## What you need to do
Count how many lines in the material below hold the word "name"; the reply is that number alone.
--
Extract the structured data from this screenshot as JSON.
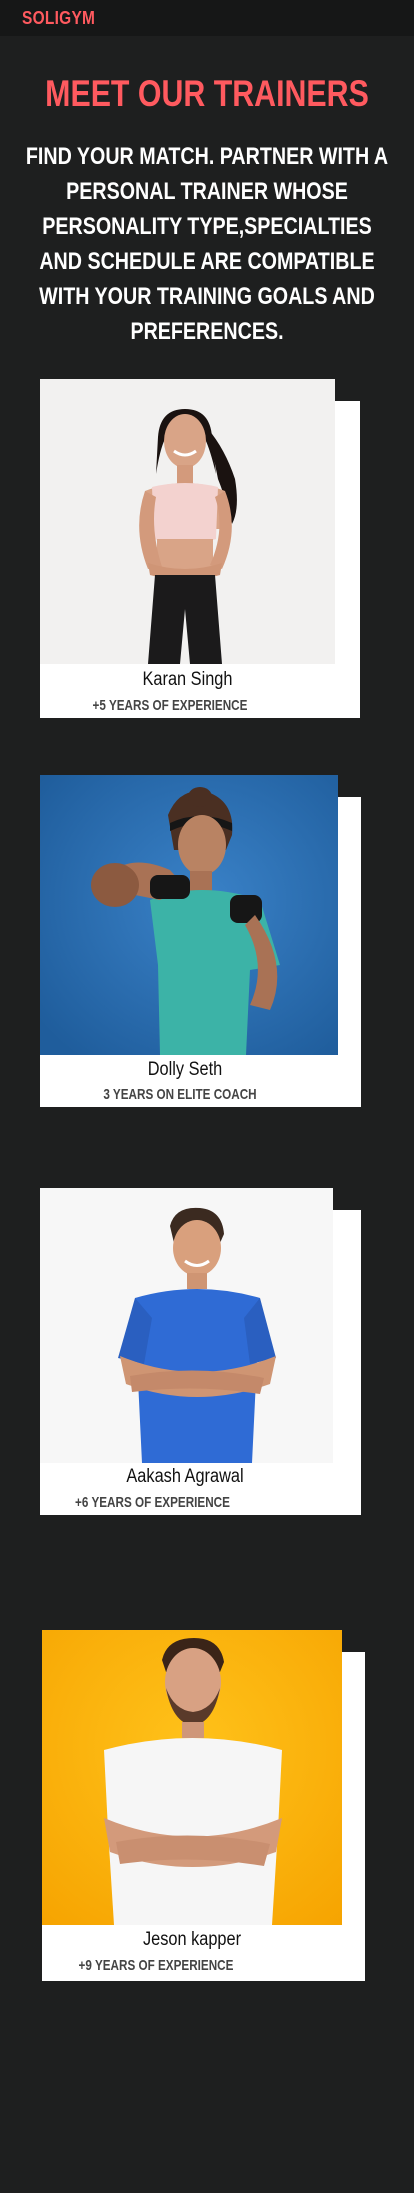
{
  "brand": "SOLIGYM",
  "hero": {
    "title": "MEET OUR TRAINERS",
    "subtitle": "FIND YOUR MATCH. PARTNER WITH A PERSONAL TRAINER WHOSE PERSONALITY TYPE,SPECIALTIES AND SCHEDULE ARE COMPATIBLE WITH YOUR TRAINING GOALS AND PREFERENCES."
  },
  "trainers": [
    {
      "name": "Karan Singh",
      "experience": "+5 YEARS OF EXPERIENCE"
    },
    {
      "name": "Dolly Seth",
      "experience": "3 YEARS ON ELITE COACH"
    },
    {
      "name": "Aakash Agrawal",
      "experience": "+6 YEARS OF EXPERIENCE"
    },
    {
      "name": "Jeson kapper",
      "experience": "+9 YEARS OF EXPERIENCE"
    }
  ],
  "colors": {
    "background": "#1e1f1f",
    "topbar": "#161717",
    "accent": "#ff5a5f",
    "photo_1_bg": "#f2f1f0",
    "photo_2_bg": "#2b6fb4",
    "photo_3_bg": "#f7f7f7",
    "photo_4_bg": "#ffb300"
  }
}
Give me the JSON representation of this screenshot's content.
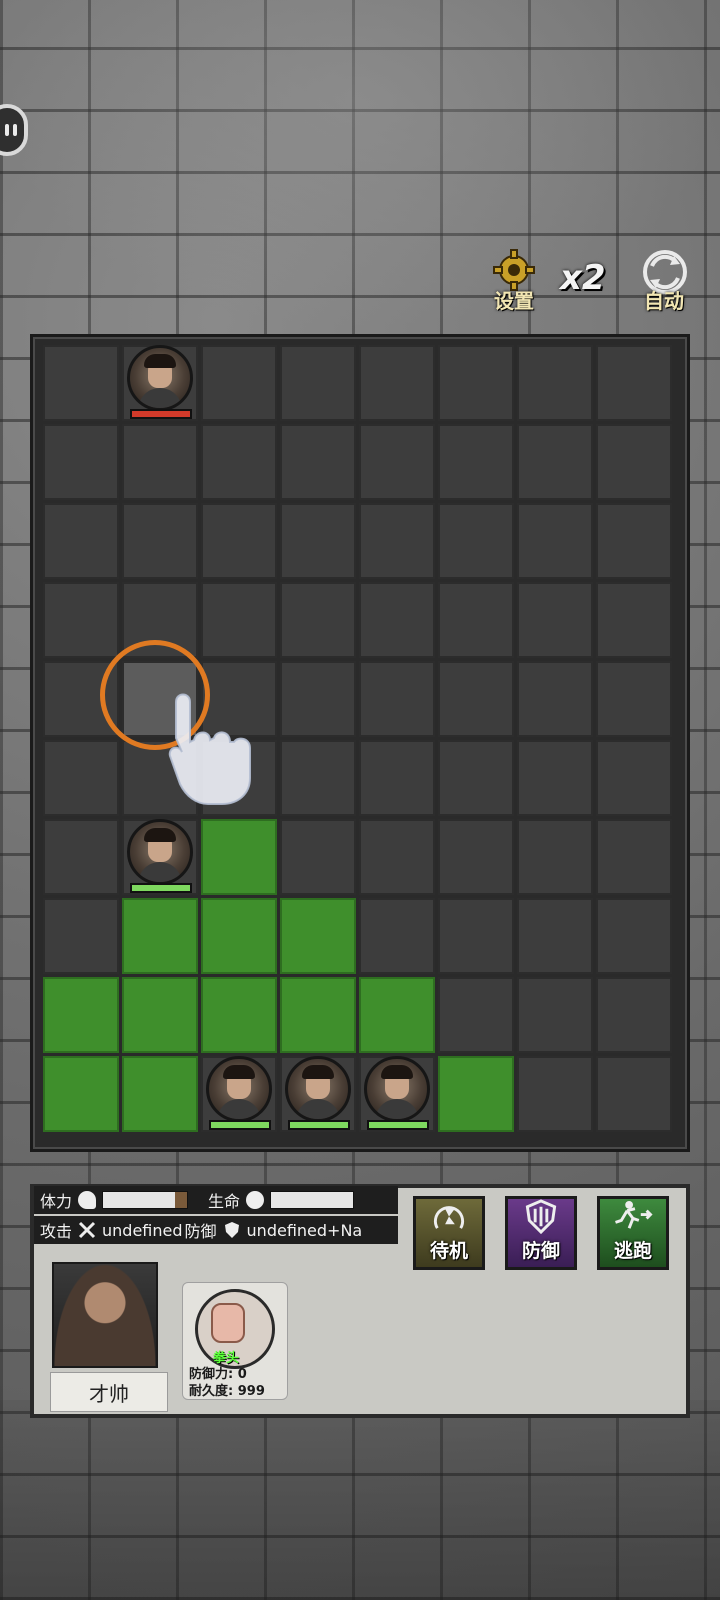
{
  "top_controls": {
    "settings_label": "设置",
    "speed_label": "x2",
    "auto_label": "自动"
  },
  "board": {
    "cols": 8,
    "rows": 10,
    "green_cells": [
      [
        2,
        6
      ],
      [
        1,
        7
      ],
      [
        2,
        7
      ],
      [
        3,
        7
      ],
      [
        0,
        8
      ],
      [
        1,
        8
      ],
      [
        2,
        8
      ],
      [
        3,
        8
      ],
      [
        4,
        8
      ],
      [
        0,
        9
      ],
      [
        1,
        9
      ],
      [
        5,
        9
      ]
    ],
    "highlight_cell": [
      1,
      4
    ],
    "units": [
      {
        "col": 1,
        "row": 0,
        "side": "enemy"
      },
      {
        "col": 1,
        "row": 6,
        "side": "ally"
      },
      {
        "col": 2,
        "row": 9,
        "side": "ally"
      },
      {
        "col": 3,
        "row": 9,
        "side": "ally"
      },
      {
        "col": 4,
        "row": 9,
        "side": "ally"
      }
    ]
  },
  "stats": {
    "stamina_label": "体力",
    "hp_label": "生命",
    "attack_label": "攻击",
    "attack_value": "undefined",
    "defense_label": "防御",
    "defense_value": "undefined+Na"
  },
  "actions": {
    "wait_label": "待机",
    "defend_label": "防御",
    "flee_label": "逃跑"
  },
  "character": {
    "name": "才帅"
  },
  "weapon": {
    "name": "拳头",
    "defense_text": "防御力: 0",
    "durability_text": "耐久度: 999"
  },
  "colors": {
    "green_cell": "#3f8f2c",
    "empty_cell": "#3d3d3d",
    "enemy_bar": "#d23a2a",
    "ally_bar": "#7ed85f",
    "tap_ring": "#e07a22"
  }
}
--
## Exercise response
6